- [What you will do] Check every line of the material below for "JSON". Give the number of lines that have it, and only that.

- [Provided data]
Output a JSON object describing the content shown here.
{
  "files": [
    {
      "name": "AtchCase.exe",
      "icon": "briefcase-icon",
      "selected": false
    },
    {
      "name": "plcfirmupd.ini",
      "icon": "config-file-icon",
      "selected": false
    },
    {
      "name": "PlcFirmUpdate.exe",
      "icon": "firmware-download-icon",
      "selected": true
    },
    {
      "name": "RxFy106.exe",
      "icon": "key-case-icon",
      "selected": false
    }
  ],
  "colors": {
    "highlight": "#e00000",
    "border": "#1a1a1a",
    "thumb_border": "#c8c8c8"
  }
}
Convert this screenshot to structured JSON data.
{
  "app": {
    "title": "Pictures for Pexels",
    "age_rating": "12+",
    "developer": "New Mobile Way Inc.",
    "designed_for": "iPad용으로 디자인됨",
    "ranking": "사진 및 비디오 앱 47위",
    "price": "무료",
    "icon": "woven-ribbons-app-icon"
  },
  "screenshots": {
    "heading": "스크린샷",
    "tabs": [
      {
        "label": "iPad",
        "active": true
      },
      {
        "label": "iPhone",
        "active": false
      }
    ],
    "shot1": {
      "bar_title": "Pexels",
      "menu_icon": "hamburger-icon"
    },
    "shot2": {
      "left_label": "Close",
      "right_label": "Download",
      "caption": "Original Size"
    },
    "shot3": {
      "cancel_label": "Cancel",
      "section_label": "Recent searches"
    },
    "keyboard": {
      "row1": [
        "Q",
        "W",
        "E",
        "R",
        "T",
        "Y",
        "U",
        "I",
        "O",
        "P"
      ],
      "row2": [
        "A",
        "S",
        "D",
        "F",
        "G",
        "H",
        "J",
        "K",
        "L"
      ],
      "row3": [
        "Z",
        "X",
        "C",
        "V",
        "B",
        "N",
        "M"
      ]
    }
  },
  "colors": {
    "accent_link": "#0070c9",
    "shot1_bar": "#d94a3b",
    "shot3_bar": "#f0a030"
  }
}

- [Solved problem] 2